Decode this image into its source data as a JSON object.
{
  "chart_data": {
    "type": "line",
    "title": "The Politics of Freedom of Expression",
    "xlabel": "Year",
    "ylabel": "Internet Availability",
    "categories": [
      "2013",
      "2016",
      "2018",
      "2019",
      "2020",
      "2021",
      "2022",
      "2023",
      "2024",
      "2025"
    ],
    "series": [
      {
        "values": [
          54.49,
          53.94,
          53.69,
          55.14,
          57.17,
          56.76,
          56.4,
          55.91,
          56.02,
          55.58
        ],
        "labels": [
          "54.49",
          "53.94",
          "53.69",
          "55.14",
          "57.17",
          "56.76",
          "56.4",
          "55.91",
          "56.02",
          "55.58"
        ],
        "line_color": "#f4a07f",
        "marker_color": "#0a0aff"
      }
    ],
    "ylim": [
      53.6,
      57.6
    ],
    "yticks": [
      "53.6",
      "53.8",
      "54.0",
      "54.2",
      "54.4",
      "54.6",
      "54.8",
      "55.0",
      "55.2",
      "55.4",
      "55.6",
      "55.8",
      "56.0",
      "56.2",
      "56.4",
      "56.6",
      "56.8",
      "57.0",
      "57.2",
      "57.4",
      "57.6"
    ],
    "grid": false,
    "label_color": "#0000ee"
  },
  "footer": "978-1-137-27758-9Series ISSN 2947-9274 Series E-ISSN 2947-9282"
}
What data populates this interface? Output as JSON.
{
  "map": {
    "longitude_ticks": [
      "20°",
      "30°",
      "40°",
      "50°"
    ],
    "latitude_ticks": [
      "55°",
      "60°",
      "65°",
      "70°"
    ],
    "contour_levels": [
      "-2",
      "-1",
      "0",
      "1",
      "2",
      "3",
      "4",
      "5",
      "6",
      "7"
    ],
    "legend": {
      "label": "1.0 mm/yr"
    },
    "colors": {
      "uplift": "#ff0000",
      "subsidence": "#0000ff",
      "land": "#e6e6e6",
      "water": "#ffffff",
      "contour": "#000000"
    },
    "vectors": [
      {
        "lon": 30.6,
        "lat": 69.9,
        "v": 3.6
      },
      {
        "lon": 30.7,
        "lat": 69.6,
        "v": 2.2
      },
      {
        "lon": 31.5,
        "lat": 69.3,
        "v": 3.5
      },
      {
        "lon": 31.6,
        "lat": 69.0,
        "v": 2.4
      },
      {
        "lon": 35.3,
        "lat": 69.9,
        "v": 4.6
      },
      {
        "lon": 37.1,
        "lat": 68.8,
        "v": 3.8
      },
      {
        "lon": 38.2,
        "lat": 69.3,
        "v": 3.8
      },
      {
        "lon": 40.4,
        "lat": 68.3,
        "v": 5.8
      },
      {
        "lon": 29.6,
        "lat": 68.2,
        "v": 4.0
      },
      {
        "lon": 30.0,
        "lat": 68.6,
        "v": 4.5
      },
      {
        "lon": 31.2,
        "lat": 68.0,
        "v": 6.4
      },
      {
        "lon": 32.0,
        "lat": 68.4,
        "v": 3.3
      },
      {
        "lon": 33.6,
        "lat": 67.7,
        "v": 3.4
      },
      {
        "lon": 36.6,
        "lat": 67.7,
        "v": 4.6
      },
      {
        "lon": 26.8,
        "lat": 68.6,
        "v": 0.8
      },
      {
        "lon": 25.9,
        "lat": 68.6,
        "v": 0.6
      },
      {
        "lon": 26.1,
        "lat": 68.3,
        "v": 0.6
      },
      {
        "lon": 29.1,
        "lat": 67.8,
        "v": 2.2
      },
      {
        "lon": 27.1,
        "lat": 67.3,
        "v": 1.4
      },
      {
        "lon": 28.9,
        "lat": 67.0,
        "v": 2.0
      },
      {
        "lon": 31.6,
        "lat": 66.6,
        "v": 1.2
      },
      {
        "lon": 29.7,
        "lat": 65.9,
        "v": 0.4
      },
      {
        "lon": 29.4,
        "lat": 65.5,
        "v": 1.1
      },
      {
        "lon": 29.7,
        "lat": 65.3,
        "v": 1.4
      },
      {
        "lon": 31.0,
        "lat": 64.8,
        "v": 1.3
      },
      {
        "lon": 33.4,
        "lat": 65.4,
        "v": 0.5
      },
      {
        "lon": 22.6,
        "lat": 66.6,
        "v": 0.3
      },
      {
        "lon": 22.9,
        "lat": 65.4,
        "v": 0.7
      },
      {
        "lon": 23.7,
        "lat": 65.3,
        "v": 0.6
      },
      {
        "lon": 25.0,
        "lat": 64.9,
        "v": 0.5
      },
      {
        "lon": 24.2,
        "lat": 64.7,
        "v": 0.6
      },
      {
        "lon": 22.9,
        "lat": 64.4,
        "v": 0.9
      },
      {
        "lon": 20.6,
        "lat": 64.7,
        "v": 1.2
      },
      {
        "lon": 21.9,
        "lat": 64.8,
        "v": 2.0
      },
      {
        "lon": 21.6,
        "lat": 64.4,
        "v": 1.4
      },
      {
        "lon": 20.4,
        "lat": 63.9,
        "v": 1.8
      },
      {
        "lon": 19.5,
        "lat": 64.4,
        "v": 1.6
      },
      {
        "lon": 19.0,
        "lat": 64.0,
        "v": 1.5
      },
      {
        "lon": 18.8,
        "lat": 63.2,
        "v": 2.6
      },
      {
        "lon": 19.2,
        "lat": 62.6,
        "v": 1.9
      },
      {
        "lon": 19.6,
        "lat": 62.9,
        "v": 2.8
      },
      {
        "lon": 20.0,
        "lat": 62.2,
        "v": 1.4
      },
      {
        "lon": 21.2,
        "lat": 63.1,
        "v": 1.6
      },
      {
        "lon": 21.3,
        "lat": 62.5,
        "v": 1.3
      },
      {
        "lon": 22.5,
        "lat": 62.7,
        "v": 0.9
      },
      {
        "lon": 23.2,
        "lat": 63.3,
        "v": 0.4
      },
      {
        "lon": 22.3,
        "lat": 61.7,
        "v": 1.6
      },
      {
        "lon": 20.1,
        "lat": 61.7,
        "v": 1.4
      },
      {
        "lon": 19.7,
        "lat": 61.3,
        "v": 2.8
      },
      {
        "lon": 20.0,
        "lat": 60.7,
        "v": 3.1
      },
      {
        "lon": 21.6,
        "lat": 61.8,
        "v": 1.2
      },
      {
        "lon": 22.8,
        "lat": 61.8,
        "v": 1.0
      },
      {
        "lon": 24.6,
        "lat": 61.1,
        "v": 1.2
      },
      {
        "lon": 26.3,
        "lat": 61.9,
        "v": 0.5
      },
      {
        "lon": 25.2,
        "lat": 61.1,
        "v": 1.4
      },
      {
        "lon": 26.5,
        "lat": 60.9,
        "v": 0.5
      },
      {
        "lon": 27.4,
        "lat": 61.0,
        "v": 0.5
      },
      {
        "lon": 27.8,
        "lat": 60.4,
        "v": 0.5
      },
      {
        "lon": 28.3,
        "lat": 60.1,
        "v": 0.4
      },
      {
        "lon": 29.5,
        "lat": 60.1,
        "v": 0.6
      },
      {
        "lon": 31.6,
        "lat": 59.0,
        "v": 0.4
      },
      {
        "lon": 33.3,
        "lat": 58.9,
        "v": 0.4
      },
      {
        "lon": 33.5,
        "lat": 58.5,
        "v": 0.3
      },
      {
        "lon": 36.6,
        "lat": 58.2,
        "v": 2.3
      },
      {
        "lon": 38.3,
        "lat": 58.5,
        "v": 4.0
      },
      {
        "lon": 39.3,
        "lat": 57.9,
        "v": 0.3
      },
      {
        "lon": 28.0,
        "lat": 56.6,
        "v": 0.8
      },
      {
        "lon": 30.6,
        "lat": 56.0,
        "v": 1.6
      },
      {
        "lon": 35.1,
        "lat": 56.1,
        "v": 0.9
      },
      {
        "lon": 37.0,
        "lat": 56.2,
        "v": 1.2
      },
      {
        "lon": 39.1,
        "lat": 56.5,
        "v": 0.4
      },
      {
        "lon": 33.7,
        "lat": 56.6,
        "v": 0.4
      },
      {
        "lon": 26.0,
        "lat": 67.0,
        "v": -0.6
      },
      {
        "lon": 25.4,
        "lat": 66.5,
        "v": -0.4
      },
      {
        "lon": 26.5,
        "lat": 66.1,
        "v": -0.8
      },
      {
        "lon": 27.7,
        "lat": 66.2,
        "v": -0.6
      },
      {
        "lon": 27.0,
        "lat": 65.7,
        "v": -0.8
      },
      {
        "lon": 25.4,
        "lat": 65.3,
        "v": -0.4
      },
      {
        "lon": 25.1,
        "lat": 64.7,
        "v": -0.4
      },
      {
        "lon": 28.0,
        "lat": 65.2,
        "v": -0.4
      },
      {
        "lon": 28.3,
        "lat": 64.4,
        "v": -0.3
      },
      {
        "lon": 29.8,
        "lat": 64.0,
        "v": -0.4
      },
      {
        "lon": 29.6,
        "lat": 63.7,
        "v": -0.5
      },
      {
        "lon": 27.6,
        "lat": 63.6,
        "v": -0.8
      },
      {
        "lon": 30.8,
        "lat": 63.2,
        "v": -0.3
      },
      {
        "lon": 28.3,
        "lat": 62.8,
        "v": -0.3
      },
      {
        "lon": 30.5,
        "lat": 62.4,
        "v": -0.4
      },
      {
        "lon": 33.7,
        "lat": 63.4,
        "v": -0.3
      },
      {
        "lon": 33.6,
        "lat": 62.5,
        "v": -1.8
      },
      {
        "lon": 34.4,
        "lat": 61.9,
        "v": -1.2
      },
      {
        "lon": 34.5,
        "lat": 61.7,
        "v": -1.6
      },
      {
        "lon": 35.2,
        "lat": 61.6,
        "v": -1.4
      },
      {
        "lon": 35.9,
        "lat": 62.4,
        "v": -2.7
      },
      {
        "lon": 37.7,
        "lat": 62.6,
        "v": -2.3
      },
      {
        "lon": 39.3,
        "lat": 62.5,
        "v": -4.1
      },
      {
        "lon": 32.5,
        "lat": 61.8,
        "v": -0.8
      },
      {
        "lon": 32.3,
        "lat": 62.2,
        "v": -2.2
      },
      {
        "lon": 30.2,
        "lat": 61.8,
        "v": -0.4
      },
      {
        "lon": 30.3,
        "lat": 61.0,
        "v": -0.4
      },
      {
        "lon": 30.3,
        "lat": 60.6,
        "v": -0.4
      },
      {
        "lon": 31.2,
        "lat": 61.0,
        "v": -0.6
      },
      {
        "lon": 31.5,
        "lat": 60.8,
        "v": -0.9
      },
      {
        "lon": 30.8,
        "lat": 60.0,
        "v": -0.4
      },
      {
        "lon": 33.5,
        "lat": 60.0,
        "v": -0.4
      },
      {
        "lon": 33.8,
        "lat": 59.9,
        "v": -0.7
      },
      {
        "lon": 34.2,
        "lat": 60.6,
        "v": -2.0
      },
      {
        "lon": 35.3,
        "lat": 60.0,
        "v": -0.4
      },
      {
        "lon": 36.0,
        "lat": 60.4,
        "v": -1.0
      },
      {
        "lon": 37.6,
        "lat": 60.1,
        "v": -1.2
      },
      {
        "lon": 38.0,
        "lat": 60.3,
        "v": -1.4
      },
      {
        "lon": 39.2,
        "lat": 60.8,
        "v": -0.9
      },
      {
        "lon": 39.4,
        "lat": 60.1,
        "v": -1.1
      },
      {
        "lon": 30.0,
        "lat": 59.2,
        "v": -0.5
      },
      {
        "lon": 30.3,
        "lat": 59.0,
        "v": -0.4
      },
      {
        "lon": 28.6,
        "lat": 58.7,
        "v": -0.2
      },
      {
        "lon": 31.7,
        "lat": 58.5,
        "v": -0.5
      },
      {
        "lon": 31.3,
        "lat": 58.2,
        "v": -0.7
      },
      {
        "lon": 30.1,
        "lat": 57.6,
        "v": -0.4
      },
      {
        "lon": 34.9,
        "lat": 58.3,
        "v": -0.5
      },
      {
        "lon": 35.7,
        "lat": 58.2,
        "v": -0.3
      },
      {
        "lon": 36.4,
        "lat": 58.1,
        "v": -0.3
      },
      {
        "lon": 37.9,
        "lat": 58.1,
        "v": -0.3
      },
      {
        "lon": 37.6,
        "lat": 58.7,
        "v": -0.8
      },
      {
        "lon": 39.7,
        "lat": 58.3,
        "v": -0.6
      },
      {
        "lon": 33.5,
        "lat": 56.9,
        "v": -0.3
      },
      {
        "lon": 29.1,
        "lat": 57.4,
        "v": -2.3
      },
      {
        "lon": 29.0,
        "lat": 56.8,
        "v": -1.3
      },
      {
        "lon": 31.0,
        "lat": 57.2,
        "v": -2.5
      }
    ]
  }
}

··········

◆ Aim: Scan the material for lines with the word "this", and copy each line you find.

◆ Task answer:
Decode this image into its source data as a JSON object.
What data populates this interface? Output as JSON.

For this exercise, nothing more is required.